§ STATED EXERCISE
In the data below, find every line that has the string "Firmware", and copy it.

Recorded data:
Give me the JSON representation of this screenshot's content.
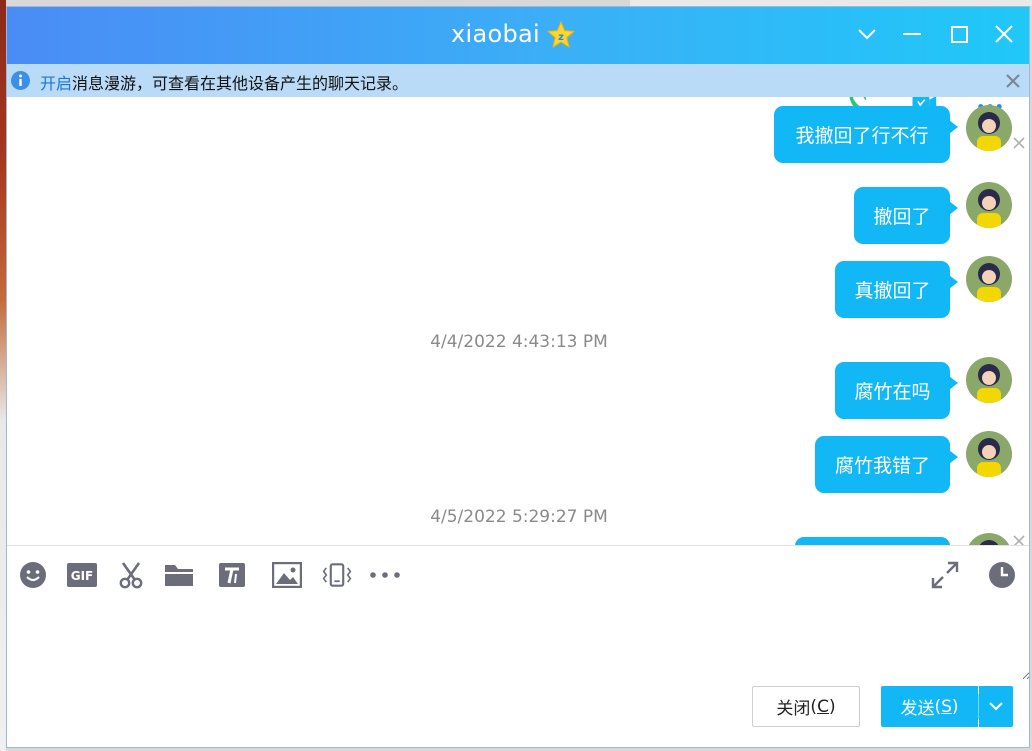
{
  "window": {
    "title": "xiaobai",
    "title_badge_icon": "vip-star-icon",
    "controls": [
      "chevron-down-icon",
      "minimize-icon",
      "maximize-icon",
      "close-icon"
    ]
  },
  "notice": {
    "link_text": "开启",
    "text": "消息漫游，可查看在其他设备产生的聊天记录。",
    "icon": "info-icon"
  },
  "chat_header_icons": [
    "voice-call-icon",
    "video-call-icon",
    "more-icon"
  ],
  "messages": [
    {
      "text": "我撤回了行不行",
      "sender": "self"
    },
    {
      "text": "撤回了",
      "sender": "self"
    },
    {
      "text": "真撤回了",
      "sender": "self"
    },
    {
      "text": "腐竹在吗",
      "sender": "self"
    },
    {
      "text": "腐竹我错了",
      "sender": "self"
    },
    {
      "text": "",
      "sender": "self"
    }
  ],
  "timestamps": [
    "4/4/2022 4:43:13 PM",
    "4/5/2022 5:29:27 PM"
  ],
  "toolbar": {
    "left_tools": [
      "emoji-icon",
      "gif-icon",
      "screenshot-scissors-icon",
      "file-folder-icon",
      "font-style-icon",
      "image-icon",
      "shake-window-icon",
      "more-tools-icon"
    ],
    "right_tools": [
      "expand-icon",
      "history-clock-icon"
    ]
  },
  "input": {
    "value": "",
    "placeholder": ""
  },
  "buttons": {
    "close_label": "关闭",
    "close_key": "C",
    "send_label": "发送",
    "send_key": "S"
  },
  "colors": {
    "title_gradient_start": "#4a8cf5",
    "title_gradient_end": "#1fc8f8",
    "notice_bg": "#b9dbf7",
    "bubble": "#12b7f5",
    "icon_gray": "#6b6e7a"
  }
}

==

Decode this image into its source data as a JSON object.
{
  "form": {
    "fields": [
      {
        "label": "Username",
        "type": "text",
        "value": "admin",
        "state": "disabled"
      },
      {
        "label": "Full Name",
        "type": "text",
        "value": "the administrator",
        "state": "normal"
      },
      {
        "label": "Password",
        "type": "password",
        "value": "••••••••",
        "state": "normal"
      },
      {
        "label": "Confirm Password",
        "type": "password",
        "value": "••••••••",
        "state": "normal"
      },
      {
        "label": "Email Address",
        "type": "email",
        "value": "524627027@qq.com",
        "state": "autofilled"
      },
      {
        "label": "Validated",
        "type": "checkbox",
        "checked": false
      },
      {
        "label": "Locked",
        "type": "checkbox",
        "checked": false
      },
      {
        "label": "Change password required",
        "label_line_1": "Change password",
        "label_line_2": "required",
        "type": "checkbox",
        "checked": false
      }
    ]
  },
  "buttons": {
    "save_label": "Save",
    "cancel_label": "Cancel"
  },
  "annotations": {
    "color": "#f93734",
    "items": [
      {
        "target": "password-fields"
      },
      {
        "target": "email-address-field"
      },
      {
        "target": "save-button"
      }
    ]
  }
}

...

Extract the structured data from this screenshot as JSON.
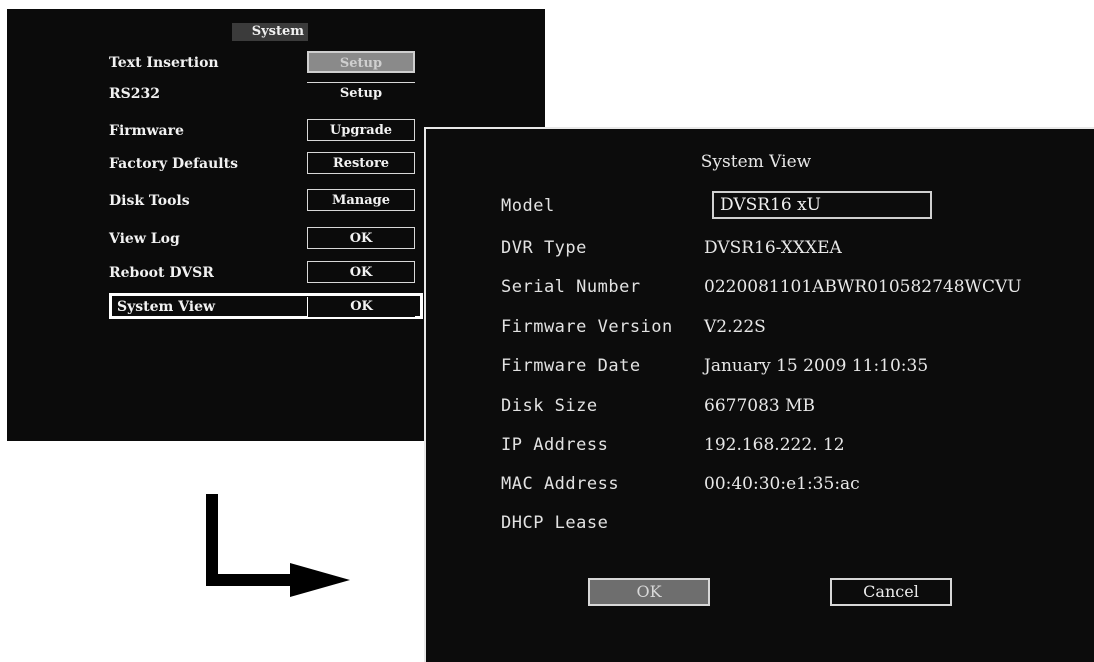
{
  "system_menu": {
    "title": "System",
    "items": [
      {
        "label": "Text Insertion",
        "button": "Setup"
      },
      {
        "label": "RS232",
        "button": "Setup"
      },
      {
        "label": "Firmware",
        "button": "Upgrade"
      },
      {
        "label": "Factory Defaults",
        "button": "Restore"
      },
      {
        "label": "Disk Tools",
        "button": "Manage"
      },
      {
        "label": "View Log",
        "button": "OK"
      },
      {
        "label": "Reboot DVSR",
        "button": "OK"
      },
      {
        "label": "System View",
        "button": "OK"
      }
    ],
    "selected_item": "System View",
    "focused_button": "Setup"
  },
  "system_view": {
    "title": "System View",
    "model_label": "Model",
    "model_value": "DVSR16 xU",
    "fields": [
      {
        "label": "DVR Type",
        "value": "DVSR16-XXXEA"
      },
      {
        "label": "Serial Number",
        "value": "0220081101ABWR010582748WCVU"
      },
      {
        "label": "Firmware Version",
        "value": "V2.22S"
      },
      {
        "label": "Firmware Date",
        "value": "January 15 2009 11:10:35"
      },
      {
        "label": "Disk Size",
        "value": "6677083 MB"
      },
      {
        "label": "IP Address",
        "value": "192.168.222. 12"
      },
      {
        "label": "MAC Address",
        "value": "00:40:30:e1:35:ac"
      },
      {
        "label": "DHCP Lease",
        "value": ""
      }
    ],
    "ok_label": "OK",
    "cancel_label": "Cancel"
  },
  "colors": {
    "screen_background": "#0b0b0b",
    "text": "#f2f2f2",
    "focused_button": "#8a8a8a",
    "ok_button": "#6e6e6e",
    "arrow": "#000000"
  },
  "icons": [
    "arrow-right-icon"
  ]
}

§ EXERCISE SOLUTION
        "label": "Firmware",
        "label": "Firmware Version",
        "label": "Firmware Date",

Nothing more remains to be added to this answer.